Spatial annotation listing:
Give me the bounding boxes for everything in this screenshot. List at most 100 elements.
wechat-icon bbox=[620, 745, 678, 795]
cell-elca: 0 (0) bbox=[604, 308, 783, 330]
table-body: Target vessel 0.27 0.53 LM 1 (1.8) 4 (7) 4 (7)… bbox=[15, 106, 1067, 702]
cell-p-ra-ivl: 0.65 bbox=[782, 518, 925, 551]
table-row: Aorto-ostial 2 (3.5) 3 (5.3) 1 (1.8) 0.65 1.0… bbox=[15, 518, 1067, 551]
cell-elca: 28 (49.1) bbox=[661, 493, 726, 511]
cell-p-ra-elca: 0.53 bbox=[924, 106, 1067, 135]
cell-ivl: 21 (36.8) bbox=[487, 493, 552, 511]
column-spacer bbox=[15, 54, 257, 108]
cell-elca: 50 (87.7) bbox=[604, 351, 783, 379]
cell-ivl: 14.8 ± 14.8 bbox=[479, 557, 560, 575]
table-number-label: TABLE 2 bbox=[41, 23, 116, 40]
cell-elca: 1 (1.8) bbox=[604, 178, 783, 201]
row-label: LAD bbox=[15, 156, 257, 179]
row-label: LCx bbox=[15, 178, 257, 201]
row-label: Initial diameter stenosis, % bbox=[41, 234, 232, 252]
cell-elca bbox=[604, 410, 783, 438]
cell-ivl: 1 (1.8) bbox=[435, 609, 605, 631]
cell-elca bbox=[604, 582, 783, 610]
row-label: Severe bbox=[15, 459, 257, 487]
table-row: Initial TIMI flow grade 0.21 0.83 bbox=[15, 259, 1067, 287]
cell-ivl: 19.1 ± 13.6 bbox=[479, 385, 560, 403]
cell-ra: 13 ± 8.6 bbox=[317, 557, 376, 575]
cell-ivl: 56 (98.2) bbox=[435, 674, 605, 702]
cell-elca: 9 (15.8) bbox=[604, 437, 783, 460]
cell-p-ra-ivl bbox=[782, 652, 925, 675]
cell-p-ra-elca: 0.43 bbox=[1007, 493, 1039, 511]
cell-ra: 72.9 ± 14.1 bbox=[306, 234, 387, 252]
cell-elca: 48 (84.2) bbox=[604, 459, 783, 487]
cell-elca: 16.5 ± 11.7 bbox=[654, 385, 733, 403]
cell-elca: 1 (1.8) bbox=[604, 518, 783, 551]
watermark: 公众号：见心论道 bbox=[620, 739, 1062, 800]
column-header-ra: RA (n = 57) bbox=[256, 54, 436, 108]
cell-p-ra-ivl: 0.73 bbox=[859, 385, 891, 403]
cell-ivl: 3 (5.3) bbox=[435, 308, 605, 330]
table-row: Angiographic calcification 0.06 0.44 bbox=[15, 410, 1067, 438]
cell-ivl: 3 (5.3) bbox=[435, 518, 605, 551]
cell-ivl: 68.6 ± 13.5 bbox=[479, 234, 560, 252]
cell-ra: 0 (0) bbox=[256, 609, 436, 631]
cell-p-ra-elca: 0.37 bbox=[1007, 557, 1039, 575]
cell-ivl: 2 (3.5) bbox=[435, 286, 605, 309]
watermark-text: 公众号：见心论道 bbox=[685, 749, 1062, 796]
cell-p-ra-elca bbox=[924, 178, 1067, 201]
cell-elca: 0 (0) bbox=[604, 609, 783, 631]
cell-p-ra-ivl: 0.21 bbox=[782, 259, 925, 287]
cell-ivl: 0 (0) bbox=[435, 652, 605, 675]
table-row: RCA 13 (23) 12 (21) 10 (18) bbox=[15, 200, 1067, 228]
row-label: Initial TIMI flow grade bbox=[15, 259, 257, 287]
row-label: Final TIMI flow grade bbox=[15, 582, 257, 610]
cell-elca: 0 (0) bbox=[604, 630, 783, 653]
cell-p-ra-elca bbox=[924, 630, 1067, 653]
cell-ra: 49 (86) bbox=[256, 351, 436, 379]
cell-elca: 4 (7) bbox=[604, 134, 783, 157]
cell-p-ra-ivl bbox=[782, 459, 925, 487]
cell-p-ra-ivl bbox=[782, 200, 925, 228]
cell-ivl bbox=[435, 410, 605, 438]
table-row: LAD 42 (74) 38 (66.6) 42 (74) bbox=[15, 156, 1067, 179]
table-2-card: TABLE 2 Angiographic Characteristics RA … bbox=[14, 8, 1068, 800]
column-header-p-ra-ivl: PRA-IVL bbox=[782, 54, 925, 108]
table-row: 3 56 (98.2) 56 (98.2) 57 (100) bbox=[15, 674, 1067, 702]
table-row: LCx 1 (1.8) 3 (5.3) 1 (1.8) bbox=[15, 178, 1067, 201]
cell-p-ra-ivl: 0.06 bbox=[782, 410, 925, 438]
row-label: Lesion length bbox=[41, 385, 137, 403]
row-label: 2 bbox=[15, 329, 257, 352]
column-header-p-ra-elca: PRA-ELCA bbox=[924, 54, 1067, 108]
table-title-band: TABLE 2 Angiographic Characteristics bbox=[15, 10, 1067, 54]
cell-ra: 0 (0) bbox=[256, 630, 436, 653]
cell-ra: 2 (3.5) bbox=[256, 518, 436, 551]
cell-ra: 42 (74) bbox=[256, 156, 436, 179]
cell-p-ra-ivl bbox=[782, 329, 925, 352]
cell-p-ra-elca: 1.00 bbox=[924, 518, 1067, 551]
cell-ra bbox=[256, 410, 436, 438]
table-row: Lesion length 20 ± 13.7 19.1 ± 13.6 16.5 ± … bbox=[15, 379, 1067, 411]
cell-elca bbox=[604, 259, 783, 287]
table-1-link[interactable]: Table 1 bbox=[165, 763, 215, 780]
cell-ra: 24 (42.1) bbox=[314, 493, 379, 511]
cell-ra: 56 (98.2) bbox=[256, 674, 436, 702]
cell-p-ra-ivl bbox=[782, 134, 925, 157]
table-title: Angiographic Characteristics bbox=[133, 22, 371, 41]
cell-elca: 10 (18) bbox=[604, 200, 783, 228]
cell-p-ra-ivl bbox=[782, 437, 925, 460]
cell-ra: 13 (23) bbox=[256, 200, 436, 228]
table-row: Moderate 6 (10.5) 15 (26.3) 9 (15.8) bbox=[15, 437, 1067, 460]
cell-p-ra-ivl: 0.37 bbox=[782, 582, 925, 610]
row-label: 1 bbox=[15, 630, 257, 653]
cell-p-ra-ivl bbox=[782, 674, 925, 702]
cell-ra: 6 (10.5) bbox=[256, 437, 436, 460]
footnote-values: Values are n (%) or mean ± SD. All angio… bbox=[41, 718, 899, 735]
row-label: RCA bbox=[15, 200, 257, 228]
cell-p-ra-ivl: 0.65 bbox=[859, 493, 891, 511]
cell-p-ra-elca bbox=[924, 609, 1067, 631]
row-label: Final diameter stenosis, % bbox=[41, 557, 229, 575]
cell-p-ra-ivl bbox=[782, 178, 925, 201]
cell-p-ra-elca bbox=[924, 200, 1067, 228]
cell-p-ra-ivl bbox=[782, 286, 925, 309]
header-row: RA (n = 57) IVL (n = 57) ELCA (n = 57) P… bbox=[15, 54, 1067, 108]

## TO DO
Write the listing from its first line through the line containing "cell-p-ra-ivl: 0.65 bbox=[782, 518, 925, 551]" as a numbered list, and leave out any blank lines.

## SOLUTION TO THE PROBLEM
1. Give me the bounding boxes for everything in this screenshot. List at most 100 elements.
2. wechat-icon bbox=[620, 745, 678, 795]
3. cell-elca: 0 (0) bbox=[604, 308, 783, 330]
4. table-body: Target vessel 0.27 0.53 LM 1 (1.8) 4 (7) 4 (7)… bbox=[15, 106, 1067, 702]
5. cell-p-ra-ivl: 0.65 bbox=[782, 518, 925, 551]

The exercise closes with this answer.